◆ TASK DIRECTIONS ◆
The records that follow are to be repeated without alteration.

==========

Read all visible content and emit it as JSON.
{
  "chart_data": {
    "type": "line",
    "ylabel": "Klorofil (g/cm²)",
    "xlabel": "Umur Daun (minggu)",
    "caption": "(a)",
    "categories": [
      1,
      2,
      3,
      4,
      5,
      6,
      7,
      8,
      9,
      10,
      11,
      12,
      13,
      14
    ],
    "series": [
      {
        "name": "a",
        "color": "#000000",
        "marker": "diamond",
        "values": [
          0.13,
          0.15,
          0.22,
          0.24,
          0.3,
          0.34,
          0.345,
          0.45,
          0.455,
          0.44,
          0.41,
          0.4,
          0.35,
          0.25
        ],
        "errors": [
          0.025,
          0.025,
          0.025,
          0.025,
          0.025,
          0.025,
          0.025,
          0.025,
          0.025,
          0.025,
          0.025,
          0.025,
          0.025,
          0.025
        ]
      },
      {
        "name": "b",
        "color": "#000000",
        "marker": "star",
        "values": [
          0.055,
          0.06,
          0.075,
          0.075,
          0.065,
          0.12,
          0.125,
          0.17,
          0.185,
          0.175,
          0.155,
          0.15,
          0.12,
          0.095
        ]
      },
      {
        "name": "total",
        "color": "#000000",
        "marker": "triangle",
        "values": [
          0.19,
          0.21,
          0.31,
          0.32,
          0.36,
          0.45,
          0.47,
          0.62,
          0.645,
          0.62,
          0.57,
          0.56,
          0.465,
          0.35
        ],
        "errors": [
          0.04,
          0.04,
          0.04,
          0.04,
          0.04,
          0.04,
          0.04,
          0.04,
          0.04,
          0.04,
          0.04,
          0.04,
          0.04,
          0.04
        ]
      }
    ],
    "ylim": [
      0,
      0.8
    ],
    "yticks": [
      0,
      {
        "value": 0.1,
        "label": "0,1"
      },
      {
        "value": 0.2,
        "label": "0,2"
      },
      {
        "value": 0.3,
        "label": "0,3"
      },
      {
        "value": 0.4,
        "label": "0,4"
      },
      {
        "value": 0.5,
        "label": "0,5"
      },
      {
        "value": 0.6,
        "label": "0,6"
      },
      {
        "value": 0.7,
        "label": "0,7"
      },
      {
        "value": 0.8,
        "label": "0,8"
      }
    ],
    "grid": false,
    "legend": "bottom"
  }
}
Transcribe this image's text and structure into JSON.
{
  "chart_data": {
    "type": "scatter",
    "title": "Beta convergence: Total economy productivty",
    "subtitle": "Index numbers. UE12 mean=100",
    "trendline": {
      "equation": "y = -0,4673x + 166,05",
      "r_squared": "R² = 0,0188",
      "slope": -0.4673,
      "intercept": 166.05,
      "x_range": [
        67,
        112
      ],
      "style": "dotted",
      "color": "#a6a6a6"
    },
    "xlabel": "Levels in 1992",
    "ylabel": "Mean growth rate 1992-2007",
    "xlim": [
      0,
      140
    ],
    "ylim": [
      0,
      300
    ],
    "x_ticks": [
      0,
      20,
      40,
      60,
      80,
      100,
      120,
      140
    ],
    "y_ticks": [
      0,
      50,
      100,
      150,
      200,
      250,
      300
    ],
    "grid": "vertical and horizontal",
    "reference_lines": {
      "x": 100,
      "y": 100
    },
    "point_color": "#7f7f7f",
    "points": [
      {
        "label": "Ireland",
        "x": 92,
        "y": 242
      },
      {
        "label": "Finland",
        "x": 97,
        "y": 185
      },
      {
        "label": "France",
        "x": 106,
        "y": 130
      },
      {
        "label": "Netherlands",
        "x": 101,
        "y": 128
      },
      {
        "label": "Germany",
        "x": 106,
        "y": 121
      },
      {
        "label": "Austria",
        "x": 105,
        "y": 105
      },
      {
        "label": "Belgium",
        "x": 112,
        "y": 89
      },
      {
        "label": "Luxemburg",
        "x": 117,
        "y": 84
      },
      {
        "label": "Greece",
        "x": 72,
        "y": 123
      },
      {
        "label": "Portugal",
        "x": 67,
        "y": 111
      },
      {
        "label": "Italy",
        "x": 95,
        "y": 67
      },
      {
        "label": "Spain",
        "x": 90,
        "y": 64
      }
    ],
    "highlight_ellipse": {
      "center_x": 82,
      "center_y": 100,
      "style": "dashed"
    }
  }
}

==========

◆ FINAL RESULT ◆
Read all visible content and emit it as JSON.
{
  "chart_data": {
    "type": "line",
    "ylabel": "Klorofil (g/cm²)",
    "xlabel": "Umur Daun (minggu)",
    "caption": "(a)",
    "categories": [
      1,
      2,
      3,
      4,
      5,
      6,
      7,
      8,
      9,
      10,
      11,
      12,
      13,
      14
    ],
    "series": [
      {
        "name": "a",
        "color": "#000000",
        "marker": "diamond",
        "values": [
          0.13,
          0.15,
          0.22,
          0.24,
          0.3,
          0.34,
          0.345,
          0.45,
          0.455,
          0.44,
          0.41,
          0.4,
          0.35,
          0.25
        ],
        "errors": [
          0.025,
          0.025,
          0.025,
          0.025,
          0.025,
          0.025,
          0.025,
          0.025,
          0.025,
          0.025,
          0.025,
          0.025,
          0.025,
          0.025
        ]
      },
      {
        "name": "b",
        "color": "#000000",
        "marker": "star",
        "values": [
          0.055,
          0.06,
          0.075,
          0.075,
          0.065,
          0.12,
          0.125,
          0.17,
          0.185,
          0.175,
          0.155,
          0.15,
          0.12,
          0.095
        ]
      },
      {
        "name": "total",
        "color": "#000000",
        "marker": "triangle",
        "values": [
          0.19,
          0.21,
          0.31,
          0.32,
          0.36,
          0.45,
          0.47,
          0.62,
          0.645,
          0.62,
          0.57,
          0.56,
          0.465,
          0.35
        ],
        "errors": [
          0.04,
          0.04,
          0.04,
          0.04,
          0.04,
          0.04,
          0.04,
          0.04,
          0.04,
          0.04,
          0.04,
          0.04,
          0.04,
          0.04
        ]
      }
    ],
    "ylim": [
      0,
      0.8
    ],
    "yticks": [
      0,
      {
        "value": 0.1,
        "label": "0,1"
      },
      {
        "value": 0.2,
        "label": "0,2"
      },
      {
        "value": 0.3,
        "label": "0,3"
      },
      {
        "value": 0.4,
        "label": "0,4"
      },
      {
        "value": 0.5,
        "label": "0,5"
      },
      {
        "value": 0.6,
        "label": "0,6"
      },
      {
        "value": 0.7,
        "label": "0,7"
      },
      {
        "value": 0.8,
        "label": "0,8"
      }
    ],
    "grid": false,
    "legend": "bottom"
  }
}
Transcribe this image's text and structure into JSON.
{
  "chart_data": {
    "type": "scatter",
    "title": "Beta convergence: Total economy productivty",
    "subtitle": "Index numbers. UE12 mean=100",
    "trendline": {
      "equation": "y = -0,4673x + 166,05",
      "r_squared": "R² = 0,0188",
      "slope": -0.4673,
      "intercept": 166.05,
      "x_range": [
        67,
        112
      ],
      "style": "dotted",
      "color": "#a6a6a6"
    },
    "xlabel": "Levels in 1992",
    "ylabel": "Mean growth rate 1992-2007",
    "xlim": [
      0,
      140
    ],
    "ylim": [
      0,
      300
    ],
    "x_ticks": [
      0,
      20,
      40,
      60,
      80,
      100,
      120,
      140
    ],
    "y_ticks": [
      0,
      50,
      100,
      150,
      200,
      250,
      300
    ],
    "grid": "vertical and horizontal",
    "reference_lines": {
      "x": 100,
      "y": 100
    },
    "point_color": "#7f7f7f",
    "points": [
      {
        "label": "Ireland",
        "x": 92,
        "y": 242
      },
      {
        "label": "Finland",
        "x": 97,
        "y": 185
      },
      {
        "label": "France",
        "x": 106,
        "y": 130
      },
      {
        "label": "Netherlands",
        "x": 101,
        "y": 128
      },
      {
        "label": "Germany",
        "x": 106,
        "y": 121
      },
      {
        "label": "Austria",
        "x": 105,
        "y": 105
      },
      {
        "label": "Belgium",
        "x": 112,
        "y": 89
      },
      {
        "label": "Luxemburg",
        "x": 117,
        "y": 84
      },
      {
        "label": "Greece",
        "x": 72,
        "y": 123
      },
      {
        "label": "Portugal",
        "x": 67,
        "y": 111
      },
      {
        "label": "Italy",
        "x": 95,
        "y": 67
      },
      {
        "label": "Spain",
        "x": 90,
        "y": 64
      }
    ],
    "highlight_ellipse": {
      "center_x": 82,
      "center_y": 100,
      "style": "dashed"
    }
  }
}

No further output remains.